Records from a dataset:
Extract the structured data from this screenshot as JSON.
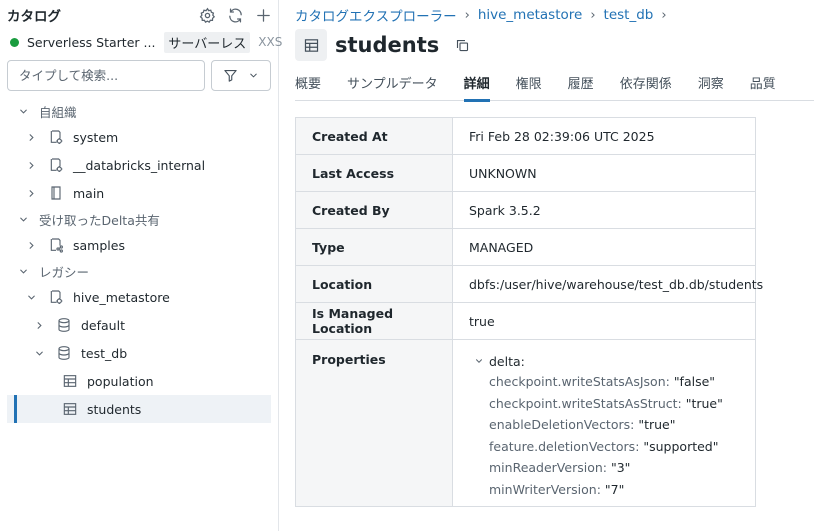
{
  "sidebar": {
    "title": "カタログ",
    "warehouse": {
      "name": "Serverless Starter ...",
      "type": "サーバーレス",
      "size": "XXS",
      "status_color": "#1a9c3f"
    },
    "search_placeholder": "タイプして検索...",
    "tree": [
      {
        "label": "自組織",
        "kind": "section",
        "expanded": true
      },
      {
        "label": "system",
        "kind": "catalog",
        "expanded": false
      },
      {
        "label": "__databricks_internal",
        "kind": "catalog",
        "expanded": false
      },
      {
        "label": "main",
        "kind": "catalog",
        "expanded": false
      },
      {
        "label": "受け取ったDelta共有",
        "kind": "section",
        "expanded": true
      },
      {
        "label": "samples",
        "kind": "shared-catalog",
        "expanded": false
      },
      {
        "label": "レガシー",
        "kind": "section",
        "expanded": true
      },
      {
        "label": "hive_metastore",
        "kind": "catalog",
        "expanded": true
      },
      {
        "label": "default",
        "kind": "schema",
        "expanded": false
      },
      {
        "label": "test_db",
        "kind": "schema",
        "expanded": true
      },
      {
        "label": "population",
        "kind": "table"
      },
      {
        "label": "students",
        "kind": "table",
        "selected": true
      }
    ]
  },
  "breadcrumb": [
    "カタログエクスプローラー",
    "hive_metastore",
    "test_db"
  ],
  "page": {
    "title": "students",
    "icon": "table-icon"
  },
  "tabs": [
    {
      "label": "概要",
      "active": false
    },
    {
      "label": "サンプルデータ",
      "active": false
    },
    {
      "label": "詳細",
      "active": true
    },
    {
      "label": "権限",
      "active": false
    },
    {
      "label": "履歴",
      "active": false
    },
    {
      "label": "依存関係",
      "active": false
    },
    {
      "label": "洞察",
      "active": false
    },
    {
      "label": "品質",
      "active": false
    }
  ],
  "details": [
    {
      "key": "Created At",
      "value": "Fri Feb 28 02:39:06 UTC 2025"
    },
    {
      "key": "Last Access",
      "value": "UNKNOWN"
    },
    {
      "key": "Created By",
      "value": "Spark 3.5.2"
    },
    {
      "key": "Type",
      "value": "MANAGED"
    },
    {
      "key": "Location",
      "value": "dbfs:/user/hive/warehouse/test_db.db/students"
    },
    {
      "key": "Is Managed Location",
      "value": "true"
    }
  ],
  "properties": {
    "key": "Properties",
    "group": "delta:",
    "items": [
      {
        "k": "checkpoint.writeStatsAsJson",
        "v": "\"false\""
      },
      {
        "k": "checkpoint.writeStatsAsStruct",
        "v": "\"true\""
      },
      {
        "k": "enableDeletionVectors",
        "v": "\"true\""
      },
      {
        "k": "feature.deletionVectors",
        "v": "\"supported\""
      },
      {
        "k": "minReaderVersion",
        "v": "\"3\""
      },
      {
        "k": "minWriterVersion",
        "v": "\"7\""
      }
    ]
  },
  "colors": {
    "accent": "#2272b4",
    "selection_bg": "#eef2f6"
  }
}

REQUEST:
Write the records above out again exactly, with no pictures in your copy.

ANSWER TO THE PROBLEM:
Extract the structured data from this screenshot as JSON.
{
  "sidebar": {
    "title": "カタログ",
    "warehouse": {
      "name": "Serverless Starter ...",
      "type": "サーバーレス",
      "size": "XXS",
      "status_color": "#1a9c3f"
    },
    "search_placeholder": "タイプして検索...",
    "tree": [
      {
        "label": "自組織",
        "kind": "section",
        "expanded": true
      },
      {
        "label": "system",
        "kind": "catalog",
        "expanded": false
      },
      {
        "label": "__databricks_internal",
        "kind": "catalog",
        "expanded": false
      },
      {
        "label": "main",
        "kind": "catalog",
        "expanded": false
      },
      {
        "label": "受け取ったDelta共有",
        "kind": "section",
        "expanded": true
      },
      {
        "label": "samples",
        "kind": "shared-catalog",
        "expanded": false
      },
      {
        "label": "レガシー",
        "kind": "section",
        "expanded": true
      },
      {
        "label": "hive_metastore",
        "kind": "catalog",
        "expanded": true
      },
      {
        "label": "default",
        "kind": "schema",
        "expanded": false
      },
      {
        "label": "test_db",
        "kind": "schema",
        "expanded": true
      },
      {
        "label": "population",
        "kind": "table"
      },
      {
        "label": "students",
        "kind": "table",
        "selected": true
      }
    ]
  },
  "breadcrumb": [
    "カタログエクスプローラー",
    "hive_metastore",
    "test_db"
  ],
  "page": {
    "title": "students",
    "icon": "table-icon"
  },
  "tabs": [
    {
      "label": "概要",
      "active": false
    },
    {
      "label": "サンプルデータ",
      "active": false
    },
    {
      "label": "詳細",
      "active": true
    },
    {
      "label": "権限",
      "active": false
    },
    {
      "label": "履歴",
      "active": false
    },
    {
      "label": "依存関係",
      "active": false
    },
    {
      "label": "洞察",
      "active": false
    },
    {
      "label": "品質",
      "active": false
    }
  ],
  "details": [
    {
      "key": "Created At",
      "value": "Fri Feb 28 02:39:06 UTC 2025"
    },
    {
      "key": "Last Access",
      "value": "UNKNOWN"
    },
    {
      "key": "Created By",
      "value": "Spark 3.5.2"
    },
    {
      "key": "Type",
      "value": "MANAGED"
    },
    {
      "key": "Location",
      "value": "dbfs:/user/hive/warehouse/test_db.db/students"
    },
    {
      "key": "Is Managed Location",
      "value": "true"
    }
  ],
  "properties": {
    "key": "Properties",
    "group": "delta:",
    "items": [
      {
        "k": "checkpoint.writeStatsAsJson",
        "v": "\"false\""
      },
      {
        "k": "checkpoint.writeStatsAsStruct",
        "v": "\"true\""
      },
      {
        "k": "enableDeletionVectors",
        "v": "\"true\""
      },
      {
        "k": "feature.deletionVectors",
        "v": "\"supported\""
      },
      {
        "k": "minReaderVersion",
        "v": "\"3\""
      },
      {
        "k": "minWriterVersion",
        "v": "\"7\""
      }
    ]
  },
  "colors": {
    "accent": "#2272b4",
    "selection_bg": "#eef2f6"
  }
}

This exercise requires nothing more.